### What is asked
Which lines contain the string "color"? Please list every one of them.

### Records for the exercise

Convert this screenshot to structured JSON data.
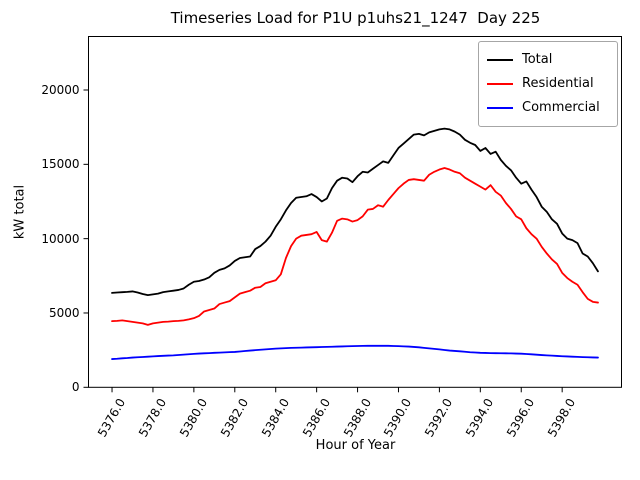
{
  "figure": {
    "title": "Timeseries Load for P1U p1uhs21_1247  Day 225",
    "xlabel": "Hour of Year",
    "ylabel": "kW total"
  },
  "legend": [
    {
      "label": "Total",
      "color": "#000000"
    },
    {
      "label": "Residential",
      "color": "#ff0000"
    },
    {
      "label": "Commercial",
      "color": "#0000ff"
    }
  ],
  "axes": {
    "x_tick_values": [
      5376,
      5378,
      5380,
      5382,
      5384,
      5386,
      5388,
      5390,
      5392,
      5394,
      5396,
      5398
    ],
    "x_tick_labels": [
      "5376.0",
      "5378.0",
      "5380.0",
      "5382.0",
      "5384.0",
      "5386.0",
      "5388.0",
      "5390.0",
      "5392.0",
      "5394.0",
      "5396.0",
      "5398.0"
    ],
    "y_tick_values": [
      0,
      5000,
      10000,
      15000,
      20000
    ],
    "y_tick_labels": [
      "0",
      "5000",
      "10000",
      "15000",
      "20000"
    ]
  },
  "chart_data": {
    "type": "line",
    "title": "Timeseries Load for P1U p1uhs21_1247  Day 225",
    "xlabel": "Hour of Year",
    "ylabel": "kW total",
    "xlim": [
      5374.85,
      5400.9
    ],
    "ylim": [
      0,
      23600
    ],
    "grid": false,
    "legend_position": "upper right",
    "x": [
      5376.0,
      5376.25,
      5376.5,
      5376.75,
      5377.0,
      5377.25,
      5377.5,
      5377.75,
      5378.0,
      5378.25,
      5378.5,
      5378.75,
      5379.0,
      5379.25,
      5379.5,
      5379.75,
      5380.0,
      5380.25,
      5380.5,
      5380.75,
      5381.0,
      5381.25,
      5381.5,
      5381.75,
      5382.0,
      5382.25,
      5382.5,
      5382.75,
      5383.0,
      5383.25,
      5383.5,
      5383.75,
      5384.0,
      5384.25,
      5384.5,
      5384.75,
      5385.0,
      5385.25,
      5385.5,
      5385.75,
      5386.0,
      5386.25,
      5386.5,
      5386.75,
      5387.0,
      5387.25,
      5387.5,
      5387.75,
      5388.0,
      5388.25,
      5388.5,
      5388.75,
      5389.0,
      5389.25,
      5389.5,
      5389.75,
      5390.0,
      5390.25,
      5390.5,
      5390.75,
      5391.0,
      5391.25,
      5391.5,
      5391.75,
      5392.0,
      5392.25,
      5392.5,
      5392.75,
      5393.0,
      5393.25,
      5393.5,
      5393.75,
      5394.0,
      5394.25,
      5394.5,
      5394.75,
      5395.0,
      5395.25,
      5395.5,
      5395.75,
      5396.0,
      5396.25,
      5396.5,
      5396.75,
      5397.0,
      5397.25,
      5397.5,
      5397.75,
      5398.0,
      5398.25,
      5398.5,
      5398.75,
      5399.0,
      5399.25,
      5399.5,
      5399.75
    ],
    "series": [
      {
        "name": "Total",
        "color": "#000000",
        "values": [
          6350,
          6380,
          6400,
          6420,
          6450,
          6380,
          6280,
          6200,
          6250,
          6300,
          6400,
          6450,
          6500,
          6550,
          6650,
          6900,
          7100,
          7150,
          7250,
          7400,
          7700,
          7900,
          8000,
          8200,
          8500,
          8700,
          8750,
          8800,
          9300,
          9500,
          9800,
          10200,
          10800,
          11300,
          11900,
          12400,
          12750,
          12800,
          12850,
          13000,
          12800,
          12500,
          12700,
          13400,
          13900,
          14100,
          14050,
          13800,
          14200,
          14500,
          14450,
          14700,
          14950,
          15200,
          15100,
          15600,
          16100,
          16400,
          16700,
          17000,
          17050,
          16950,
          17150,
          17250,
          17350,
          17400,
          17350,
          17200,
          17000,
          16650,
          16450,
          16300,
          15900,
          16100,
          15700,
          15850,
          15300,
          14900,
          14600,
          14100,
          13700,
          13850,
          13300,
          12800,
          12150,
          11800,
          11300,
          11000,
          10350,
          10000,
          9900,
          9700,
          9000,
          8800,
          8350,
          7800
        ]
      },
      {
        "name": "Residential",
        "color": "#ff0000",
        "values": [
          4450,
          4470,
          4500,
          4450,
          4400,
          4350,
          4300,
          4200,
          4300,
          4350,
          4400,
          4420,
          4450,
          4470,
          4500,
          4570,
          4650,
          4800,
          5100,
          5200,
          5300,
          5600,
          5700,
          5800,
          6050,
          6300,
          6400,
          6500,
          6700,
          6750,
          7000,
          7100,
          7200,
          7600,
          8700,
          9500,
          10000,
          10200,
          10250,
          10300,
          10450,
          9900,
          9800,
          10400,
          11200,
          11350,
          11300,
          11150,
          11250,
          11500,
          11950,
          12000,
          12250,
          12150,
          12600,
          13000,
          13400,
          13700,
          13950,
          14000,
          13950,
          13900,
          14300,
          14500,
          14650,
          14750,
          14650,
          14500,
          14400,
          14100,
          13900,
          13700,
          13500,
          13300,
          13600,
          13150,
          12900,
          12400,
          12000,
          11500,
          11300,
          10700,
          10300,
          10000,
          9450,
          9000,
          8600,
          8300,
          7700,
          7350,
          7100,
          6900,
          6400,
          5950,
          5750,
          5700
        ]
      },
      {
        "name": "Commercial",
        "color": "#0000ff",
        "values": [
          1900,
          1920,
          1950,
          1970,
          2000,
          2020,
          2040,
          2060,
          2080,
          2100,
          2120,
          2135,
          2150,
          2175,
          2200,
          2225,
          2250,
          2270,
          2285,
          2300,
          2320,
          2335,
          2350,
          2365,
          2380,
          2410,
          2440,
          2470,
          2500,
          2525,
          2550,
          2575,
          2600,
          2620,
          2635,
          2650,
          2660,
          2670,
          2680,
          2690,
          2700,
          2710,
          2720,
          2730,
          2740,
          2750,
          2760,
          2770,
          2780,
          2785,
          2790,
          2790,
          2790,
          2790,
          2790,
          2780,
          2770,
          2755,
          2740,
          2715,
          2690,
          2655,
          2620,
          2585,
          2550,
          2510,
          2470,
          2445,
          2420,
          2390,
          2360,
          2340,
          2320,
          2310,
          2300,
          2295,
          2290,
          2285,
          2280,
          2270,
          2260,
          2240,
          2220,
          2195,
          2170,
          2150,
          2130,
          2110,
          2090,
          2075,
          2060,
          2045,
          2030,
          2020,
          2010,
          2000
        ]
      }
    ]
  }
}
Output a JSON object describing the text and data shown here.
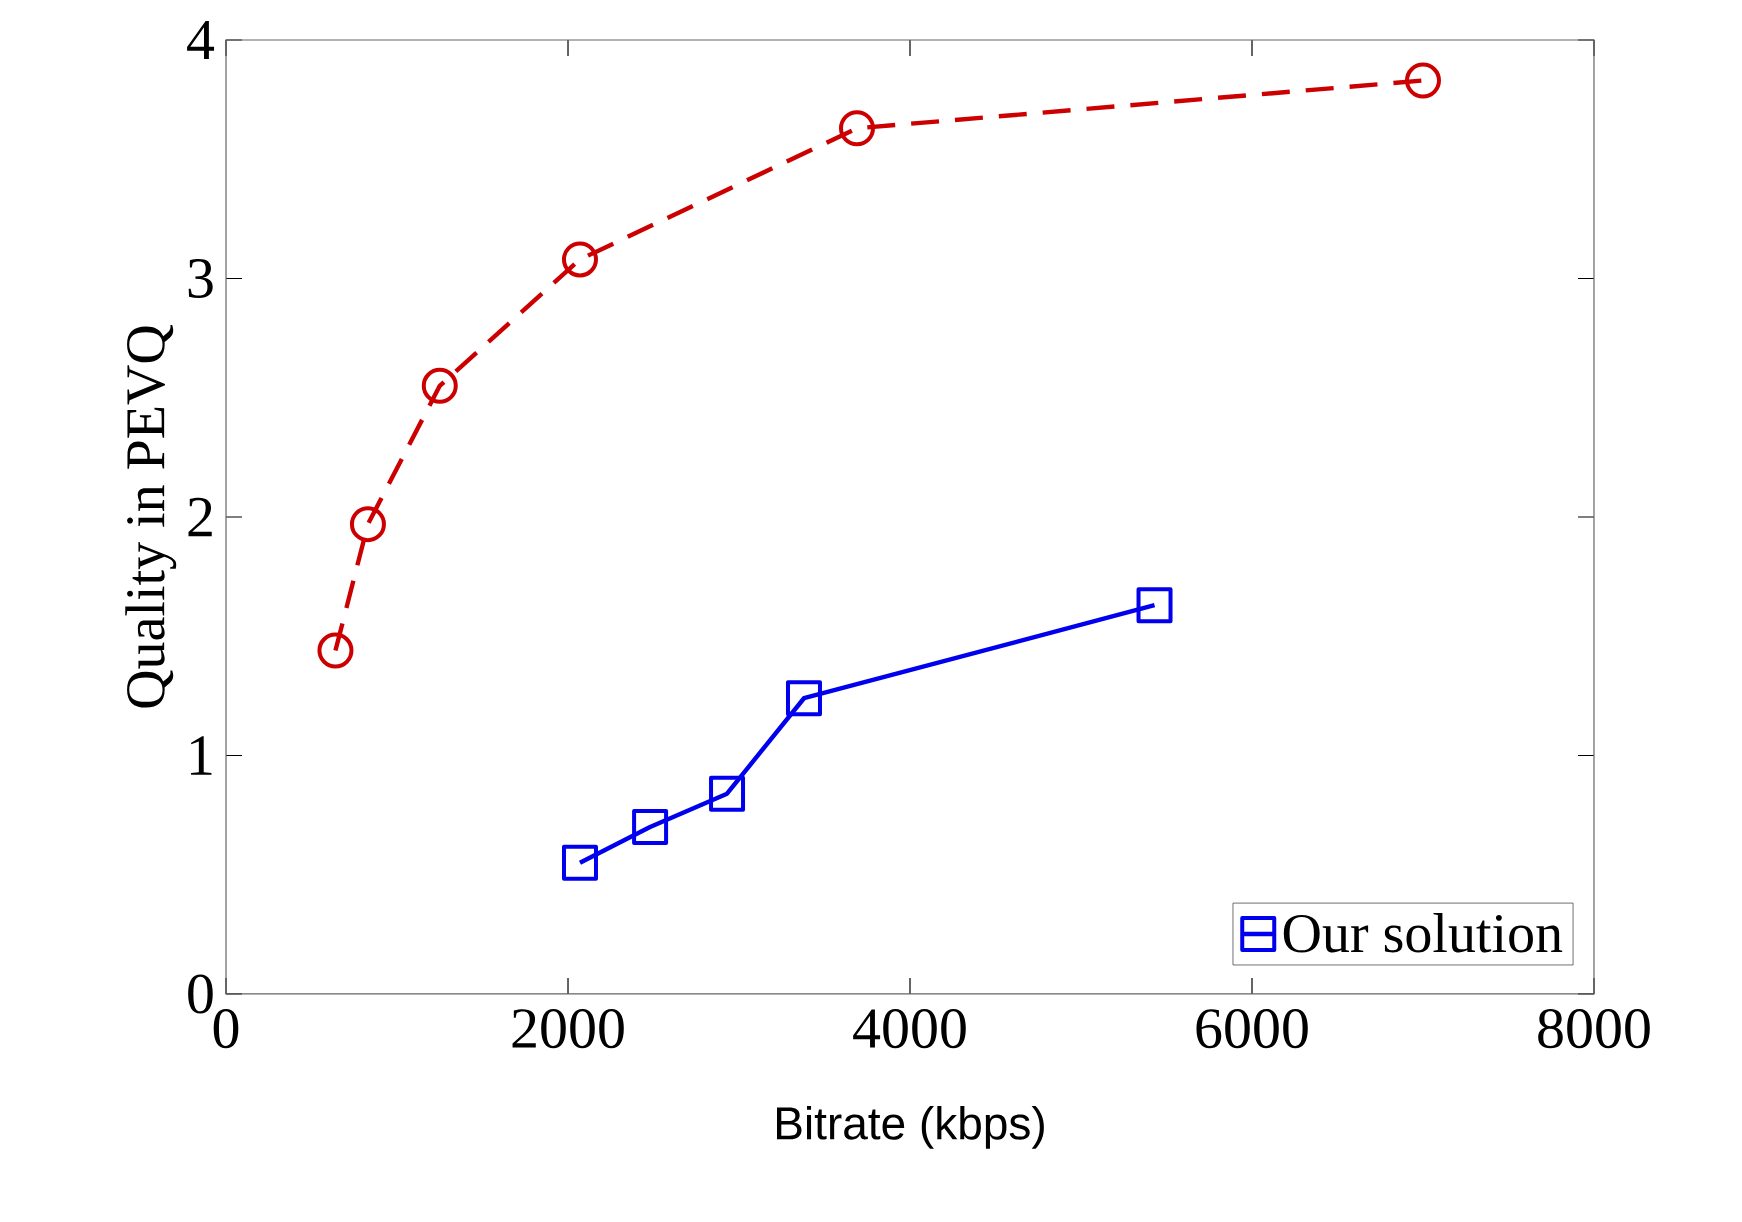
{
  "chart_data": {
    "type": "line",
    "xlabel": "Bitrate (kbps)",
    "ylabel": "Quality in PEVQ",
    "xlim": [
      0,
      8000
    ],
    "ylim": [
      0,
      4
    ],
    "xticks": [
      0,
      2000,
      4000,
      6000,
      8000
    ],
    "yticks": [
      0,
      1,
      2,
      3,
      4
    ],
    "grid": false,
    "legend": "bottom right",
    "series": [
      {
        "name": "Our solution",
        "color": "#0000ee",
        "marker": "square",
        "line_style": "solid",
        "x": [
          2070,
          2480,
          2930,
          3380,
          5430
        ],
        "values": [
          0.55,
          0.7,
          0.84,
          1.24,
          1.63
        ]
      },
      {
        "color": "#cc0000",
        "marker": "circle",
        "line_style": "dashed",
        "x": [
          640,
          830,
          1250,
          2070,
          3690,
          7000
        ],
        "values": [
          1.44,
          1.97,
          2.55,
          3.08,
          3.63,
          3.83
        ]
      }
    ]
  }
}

==

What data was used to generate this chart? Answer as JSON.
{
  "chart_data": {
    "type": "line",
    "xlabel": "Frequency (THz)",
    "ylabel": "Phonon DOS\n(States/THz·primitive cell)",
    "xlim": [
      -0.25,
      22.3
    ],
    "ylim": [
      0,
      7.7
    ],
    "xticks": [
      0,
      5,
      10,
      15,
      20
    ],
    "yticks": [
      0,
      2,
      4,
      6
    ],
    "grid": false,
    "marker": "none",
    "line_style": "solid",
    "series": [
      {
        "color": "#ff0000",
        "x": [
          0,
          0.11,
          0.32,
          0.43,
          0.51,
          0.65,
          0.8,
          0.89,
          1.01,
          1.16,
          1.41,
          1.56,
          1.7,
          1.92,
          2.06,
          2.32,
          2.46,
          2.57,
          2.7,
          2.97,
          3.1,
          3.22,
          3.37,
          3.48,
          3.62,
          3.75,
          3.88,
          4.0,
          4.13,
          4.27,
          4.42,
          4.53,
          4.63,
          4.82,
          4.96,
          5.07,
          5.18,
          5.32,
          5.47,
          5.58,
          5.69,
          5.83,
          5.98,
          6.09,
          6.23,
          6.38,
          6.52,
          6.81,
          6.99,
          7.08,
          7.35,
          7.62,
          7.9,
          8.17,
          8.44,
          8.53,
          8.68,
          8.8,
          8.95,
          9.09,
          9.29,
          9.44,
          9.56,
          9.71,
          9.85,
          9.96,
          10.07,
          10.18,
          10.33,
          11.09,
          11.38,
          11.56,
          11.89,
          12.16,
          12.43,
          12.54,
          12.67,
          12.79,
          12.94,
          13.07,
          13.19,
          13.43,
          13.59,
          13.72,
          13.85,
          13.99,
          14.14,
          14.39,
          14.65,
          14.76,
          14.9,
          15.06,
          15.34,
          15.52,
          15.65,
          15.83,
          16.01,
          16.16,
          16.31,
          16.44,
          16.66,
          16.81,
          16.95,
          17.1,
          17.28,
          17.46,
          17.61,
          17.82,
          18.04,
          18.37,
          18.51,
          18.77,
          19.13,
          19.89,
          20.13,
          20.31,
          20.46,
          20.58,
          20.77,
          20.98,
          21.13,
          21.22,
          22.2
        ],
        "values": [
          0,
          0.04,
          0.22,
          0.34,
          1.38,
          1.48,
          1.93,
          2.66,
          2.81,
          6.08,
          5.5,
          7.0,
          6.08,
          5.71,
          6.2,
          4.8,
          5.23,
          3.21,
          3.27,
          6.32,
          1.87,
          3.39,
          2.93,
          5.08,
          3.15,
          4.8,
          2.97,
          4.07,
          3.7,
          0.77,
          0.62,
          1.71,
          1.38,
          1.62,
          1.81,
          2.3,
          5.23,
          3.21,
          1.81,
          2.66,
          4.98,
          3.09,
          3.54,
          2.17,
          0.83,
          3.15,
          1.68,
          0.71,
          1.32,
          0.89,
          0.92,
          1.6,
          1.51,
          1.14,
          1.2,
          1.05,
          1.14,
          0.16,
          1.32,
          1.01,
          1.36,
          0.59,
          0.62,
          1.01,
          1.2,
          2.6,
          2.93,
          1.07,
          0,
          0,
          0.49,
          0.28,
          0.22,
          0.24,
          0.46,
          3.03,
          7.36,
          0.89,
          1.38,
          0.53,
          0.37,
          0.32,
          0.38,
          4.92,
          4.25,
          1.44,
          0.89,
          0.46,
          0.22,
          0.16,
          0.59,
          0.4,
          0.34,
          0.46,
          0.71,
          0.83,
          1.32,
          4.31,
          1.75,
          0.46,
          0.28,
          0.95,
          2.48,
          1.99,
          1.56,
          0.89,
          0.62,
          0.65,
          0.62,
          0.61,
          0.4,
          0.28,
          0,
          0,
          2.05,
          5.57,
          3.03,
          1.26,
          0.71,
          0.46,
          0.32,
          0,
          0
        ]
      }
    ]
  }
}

### Finished task
      "color": "#000000"
      "color": "#ff0000"
      "color": "#0000ff"
        "color": "#000000",
        "color": "#ff0000",
        "color": "#0000ff",
        "color": "#0000ee",
        "color": "#cc0000",
        "color": "#ff0000",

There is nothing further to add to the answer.